- Data section
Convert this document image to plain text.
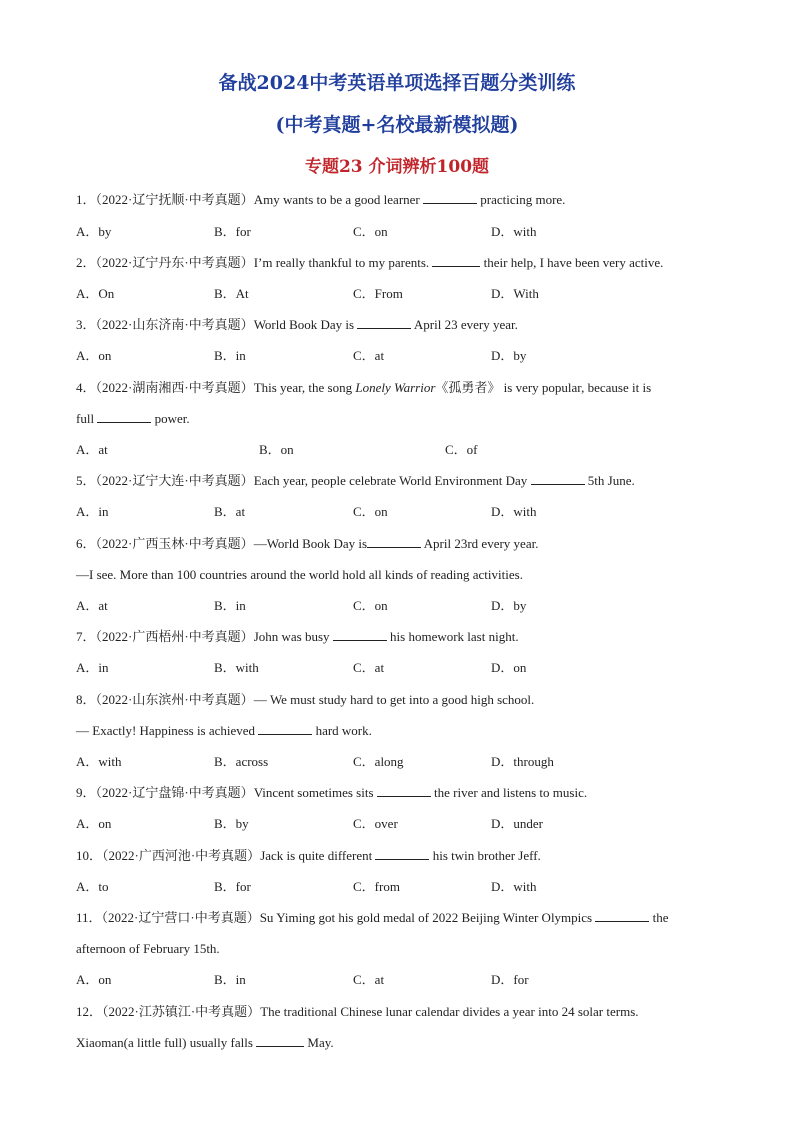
备战2024中考英语单项选择百题分类训练
(中考真题+名校最新模拟题)
专题23 介词辨析100题
1．（2022·辽宁抚顺·中考真题）Amy wants to be a good learner	practicing more.
A．by	B．for	C．on	D．with
2．（2022·辽宁丹东·中考真题）I’m really thankful to my parents.	their help, I have been very active.
A．On	B．At	C．From	D．With
3．（2022·山东济南·中考真题）World Book Day is	April 23 every year.
A．on	B．in	C．at	D．by
4．（2022·湖南湘西·中考真题）This year, the song Lonely Warrior《孤勇者》 is very popular, because it is
full	power.
A．at	B．on	C．of
5．（2022·辽宁大连·中考真题）Each year, people celebrate World Environment Day	5th June.
A．in	B．at	C．on	D．with
6．（2022·广西玉林·中考真题）—World Book Day is	April 23rd every year.
—I see. More than 100 countries around the world hold all kinds of reading activities.
A．at	B．in	C．on	D．by
7．（2022·广西梧州·中考真题）John was busy	his homework last night.
A．in	B．with	C．at	D．on
8．（2022·山东滨州·中考真题）— We must study hard to get into a good high school.
— Exactly! Happiness is achieved	hard work.
A．with	B．across	C．along	D．through
9．（2022·辽宁盘锦·中考真题）Vincent sometimes sits	the river and listens to music.
A．on	B．by	C．over	D．under
10．（2022·广西河池·中考真题）Jack is quite different	his twin brother Jeff.
A．to	B．for	C．from	D．with
11．（2022·辽宁营口·中考真题）Su Yiming got his gold medal of 2022 Beijing Winter Olympics	the
afternoon of February 15th.
A．on	B．in	C．at	D．for
12．（2022·江苏镇江·中考真题）The traditional Chinese lunar calendar divides a year into 24 solar terms.
Xiaoman(a little full) usually falls	May.
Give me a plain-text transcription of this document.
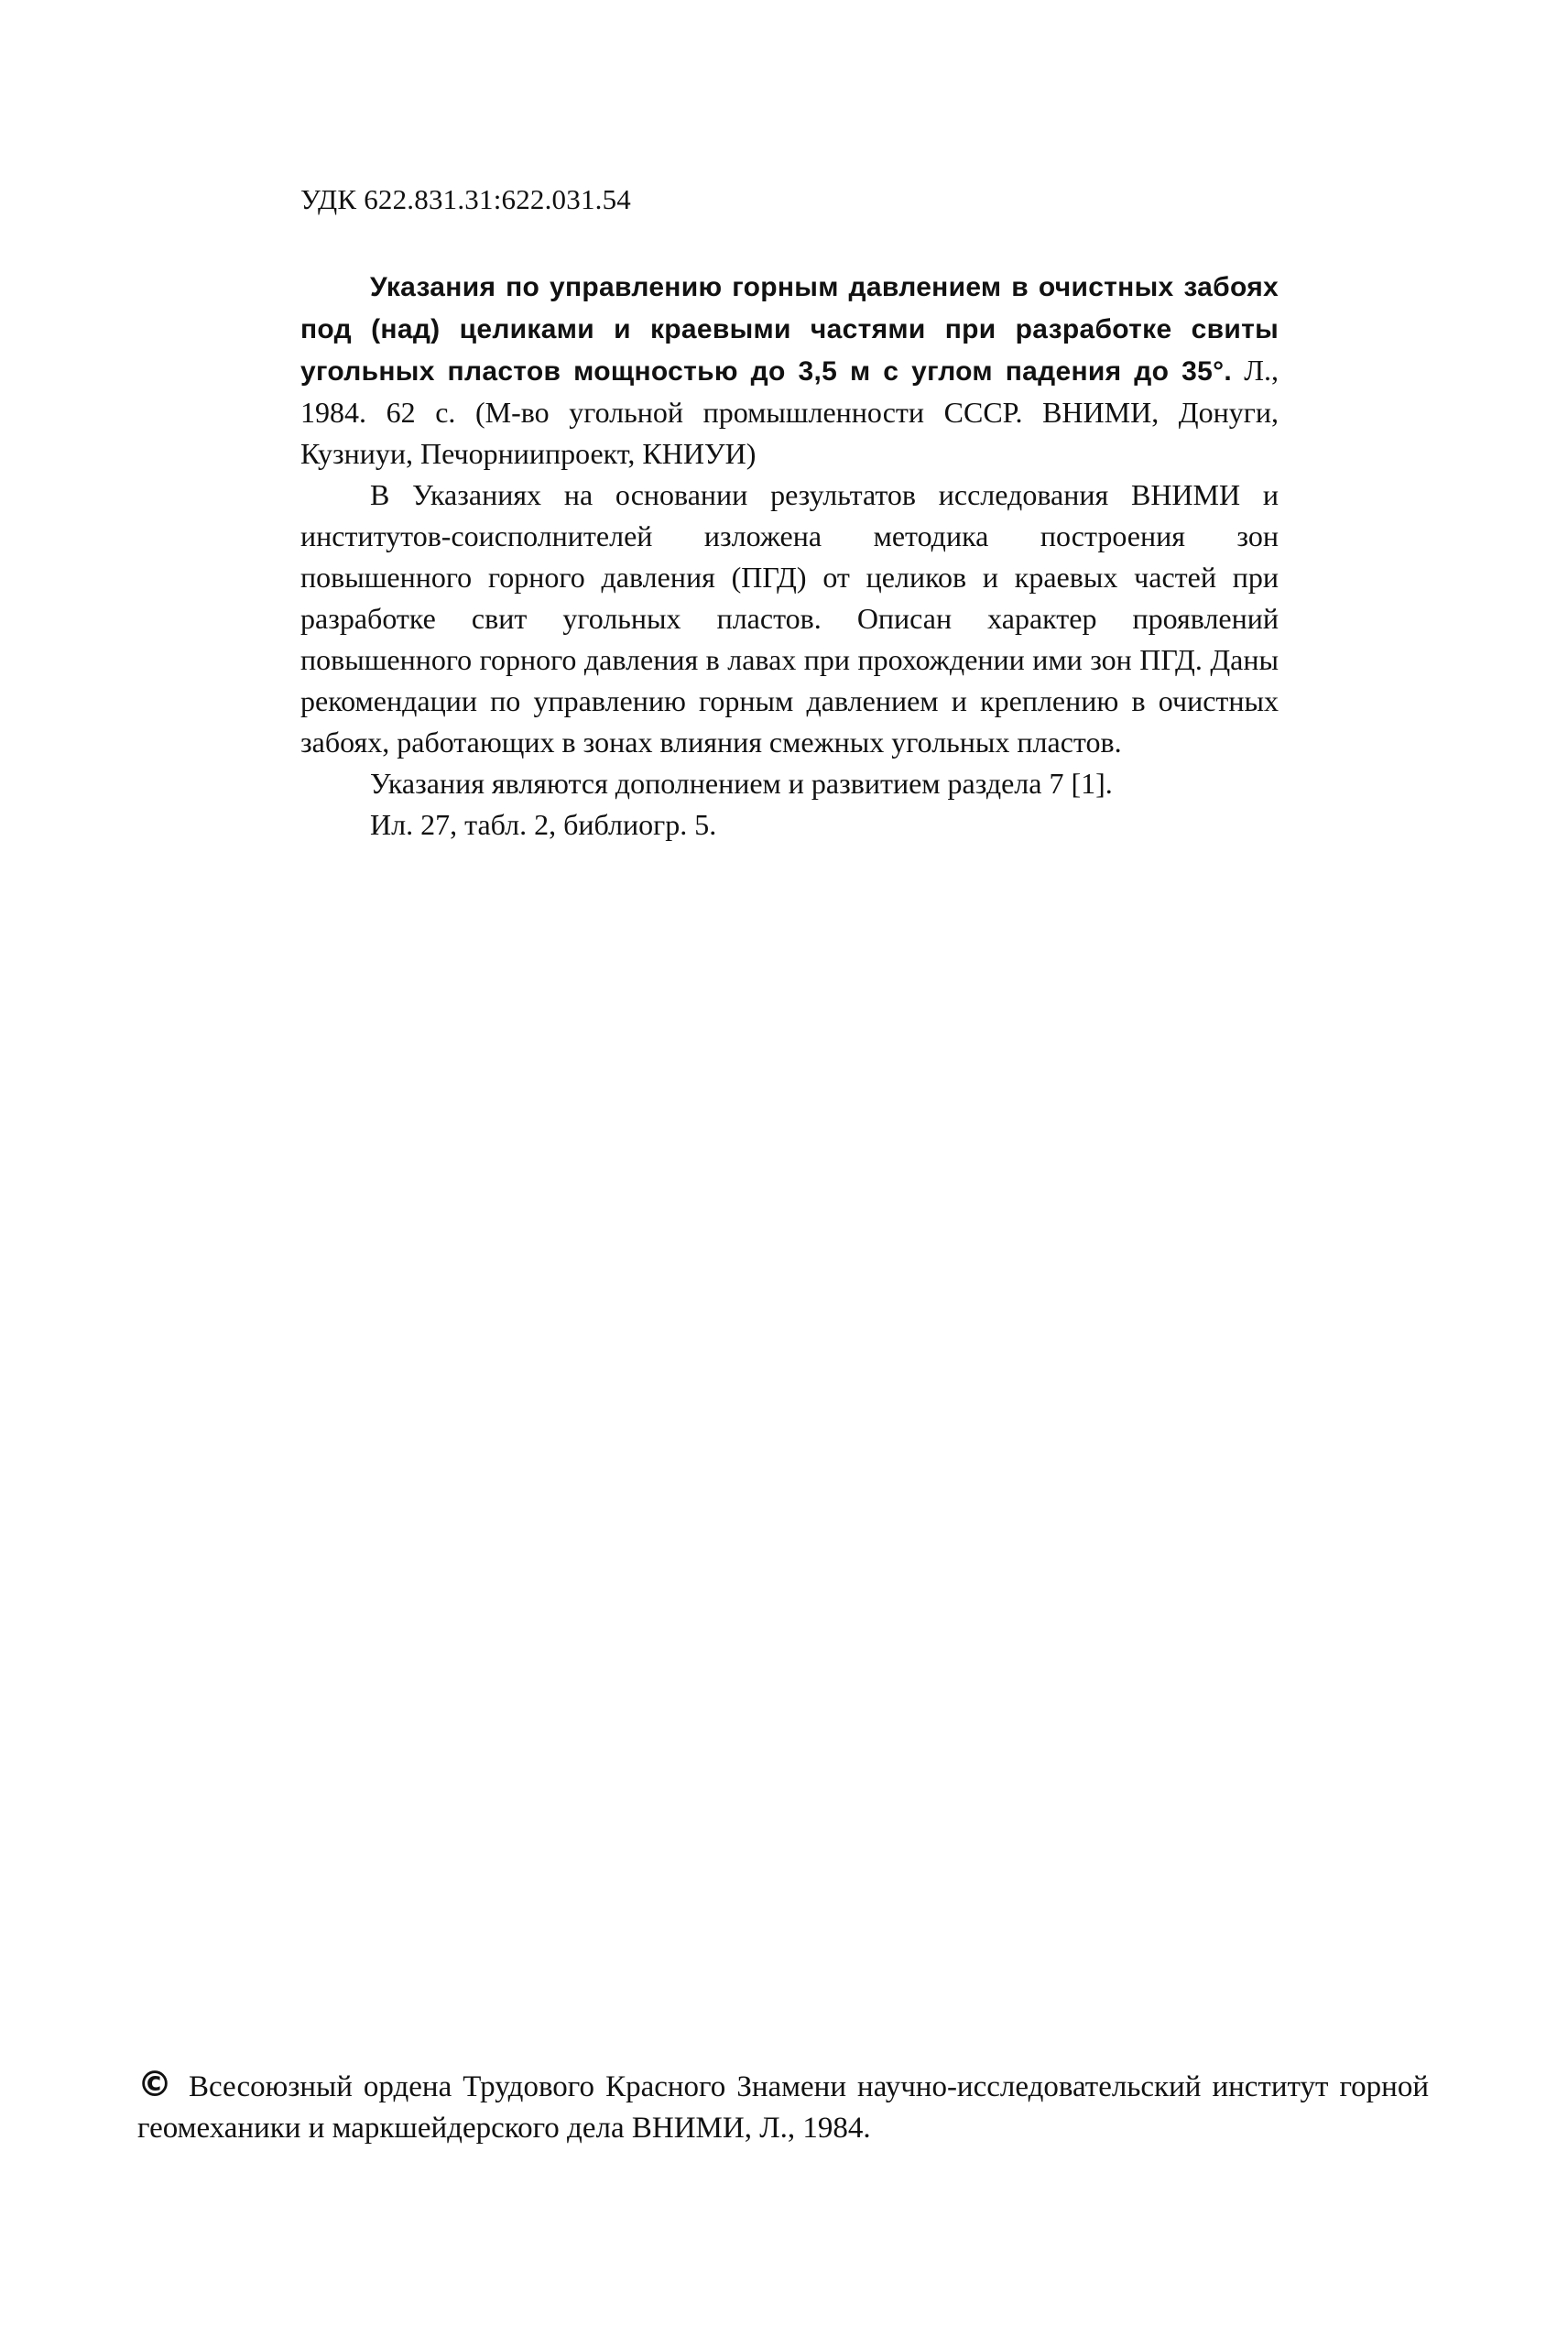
УДК 622.831.31:622.031.54

Указания по управлению горным давлением в очистных забоях под (над) целиками и краевыми частями при разработке свиты угольных пластов мощностью до 3,5 м с углом падения до 35°. Л., 1984. 62 с. (М-во угольной промышленности СССР. ВНИМИ, Донуги, Кузниуи, Печорниипроект, КНИУИ)

В Указаниях на основании результатов исследования ВНИМИ и институтов-соисполнителей изложена методика построения зон повышенного горного давления (ПГД) от целиков и краевых частей при разработке свит угольных пластов. Описан характер проявлений повышенного горного давления в лавах при прохождении ими зон ПГД. Даны рекомендации по управлению горным давлением и креплению в очистных забоях, работающих в зонах влияния смежных угольных пластов.

Указания являются дополнением и развитием раздела 7 [1].

Ил. 27, табл. 2, библиогр. 5.

© Всесоюзный ордена Трудового Красного Знамени научно-исследовательский институт горной геомеханики и маркшейдерского дела ВНИМИ, Л., 1984.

- Description of the task
From the data above, copy each line where the string "document" appears.

- Complete response
Convert this document image to plain text.
Give me a plain-text transcription of this document.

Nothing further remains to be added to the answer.